### TASK TO COMPLETE
Identify the line with "Enumerate this screenshot's"; copy word for word that line and every one after it, to the end of the listing. Exclude pictures.

### AVAILABLE DATA
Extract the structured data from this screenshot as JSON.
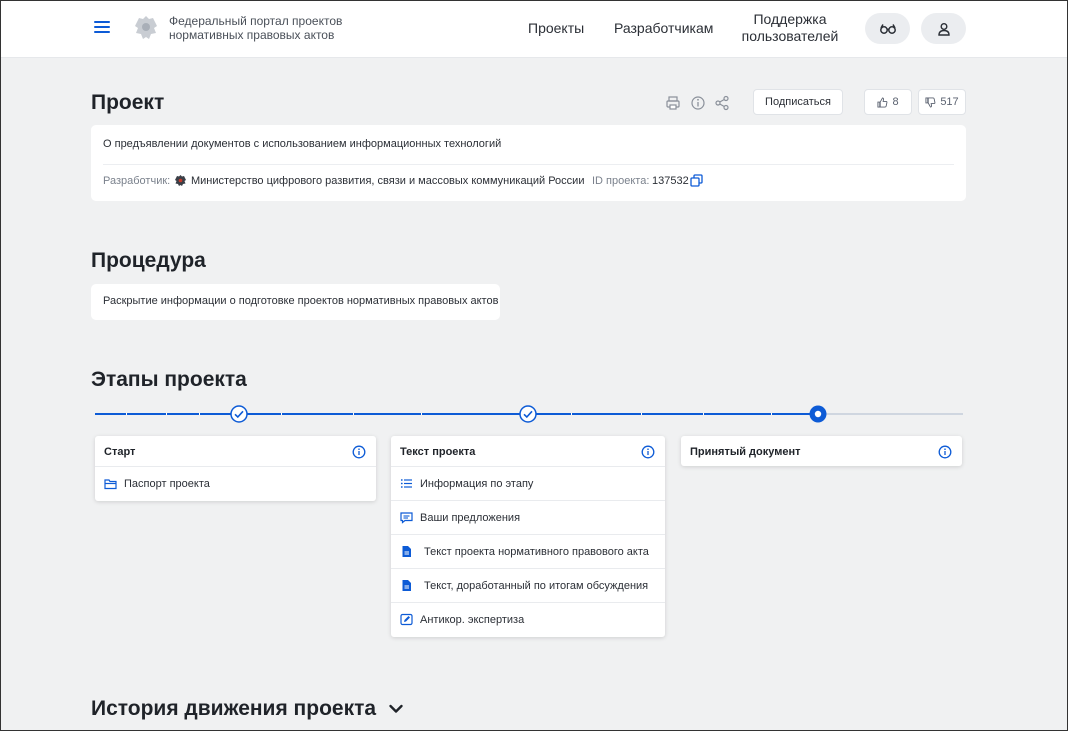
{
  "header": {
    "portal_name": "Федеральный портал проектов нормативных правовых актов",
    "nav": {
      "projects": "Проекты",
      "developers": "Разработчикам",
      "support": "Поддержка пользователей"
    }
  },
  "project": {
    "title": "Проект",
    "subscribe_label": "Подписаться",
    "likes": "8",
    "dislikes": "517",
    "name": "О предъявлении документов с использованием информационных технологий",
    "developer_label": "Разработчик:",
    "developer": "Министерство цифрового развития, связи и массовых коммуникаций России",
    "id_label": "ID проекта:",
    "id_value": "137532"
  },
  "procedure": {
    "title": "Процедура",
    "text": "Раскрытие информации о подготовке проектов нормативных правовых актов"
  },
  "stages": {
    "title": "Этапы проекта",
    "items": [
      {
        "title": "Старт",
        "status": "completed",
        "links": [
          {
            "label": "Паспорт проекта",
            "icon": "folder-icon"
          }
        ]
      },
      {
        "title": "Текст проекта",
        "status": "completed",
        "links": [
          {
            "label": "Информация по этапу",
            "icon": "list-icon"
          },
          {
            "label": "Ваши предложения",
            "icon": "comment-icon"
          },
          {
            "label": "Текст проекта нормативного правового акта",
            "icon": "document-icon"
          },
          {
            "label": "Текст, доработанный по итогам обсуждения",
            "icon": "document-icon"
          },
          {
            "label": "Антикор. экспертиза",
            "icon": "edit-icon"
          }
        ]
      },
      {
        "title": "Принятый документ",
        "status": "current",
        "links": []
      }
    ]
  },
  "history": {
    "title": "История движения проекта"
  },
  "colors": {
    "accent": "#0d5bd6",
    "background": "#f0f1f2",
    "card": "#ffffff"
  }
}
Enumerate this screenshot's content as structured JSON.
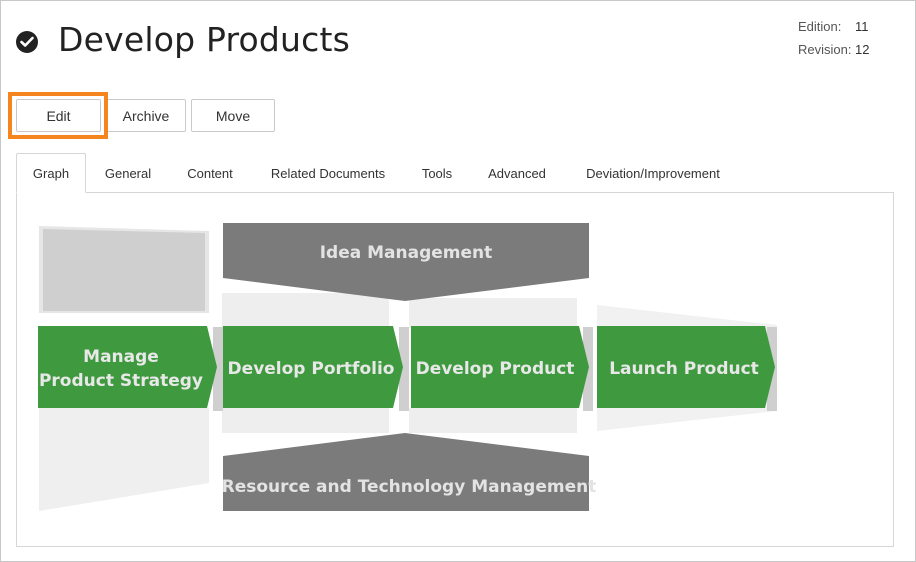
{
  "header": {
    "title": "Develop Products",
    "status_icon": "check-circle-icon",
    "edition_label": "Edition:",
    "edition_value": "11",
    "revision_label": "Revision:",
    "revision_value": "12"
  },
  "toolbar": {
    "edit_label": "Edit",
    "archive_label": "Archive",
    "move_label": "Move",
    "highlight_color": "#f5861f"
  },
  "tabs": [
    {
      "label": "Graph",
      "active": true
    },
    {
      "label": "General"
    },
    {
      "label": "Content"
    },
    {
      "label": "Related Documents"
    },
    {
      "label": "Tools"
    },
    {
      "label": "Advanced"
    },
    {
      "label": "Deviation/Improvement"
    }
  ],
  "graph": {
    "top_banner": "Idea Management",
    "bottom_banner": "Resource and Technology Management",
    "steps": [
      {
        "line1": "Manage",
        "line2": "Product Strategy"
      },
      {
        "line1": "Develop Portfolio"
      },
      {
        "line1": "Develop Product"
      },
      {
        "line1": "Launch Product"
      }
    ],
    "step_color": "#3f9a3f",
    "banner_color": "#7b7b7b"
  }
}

### EXERCISE RESULT
Enumerate this screenshot's content as structured JSON.
{
  "header": {
    "title": "Develop Products",
    "status_icon": "check-circle-icon",
    "edition_label": "Edition:",
    "edition_value": "11",
    "revision_label": "Revision:",
    "revision_value": "12"
  },
  "toolbar": {
    "edit_label": "Edit",
    "archive_label": "Archive",
    "move_label": "Move",
    "highlight_color": "#f5861f"
  },
  "tabs": [
    {
      "label": "Graph",
      "active": true
    },
    {
      "label": "General"
    },
    {
      "label": "Content"
    },
    {
      "label": "Related Documents"
    },
    {
      "label": "Tools"
    },
    {
      "label": "Advanced"
    },
    {
      "label": "Deviation/Improvement"
    }
  ],
  "graph": {
    "top_banner": "Idea Management",
    "bottom_banner": "Resource and Technology Management",
    "steps": [
      {
        "line1": "Manage",
        "line2": "Product Strategy"
      },
      {
        "line1": "Develop Portfolio"
      },
      {
        "line1": "Develop Product"
      },
      {
        "line1": "Launch Product"
      }
    ],
    "step_color": "#3f9a3f",
    "banner_color": "#7b7b7b"
  }
}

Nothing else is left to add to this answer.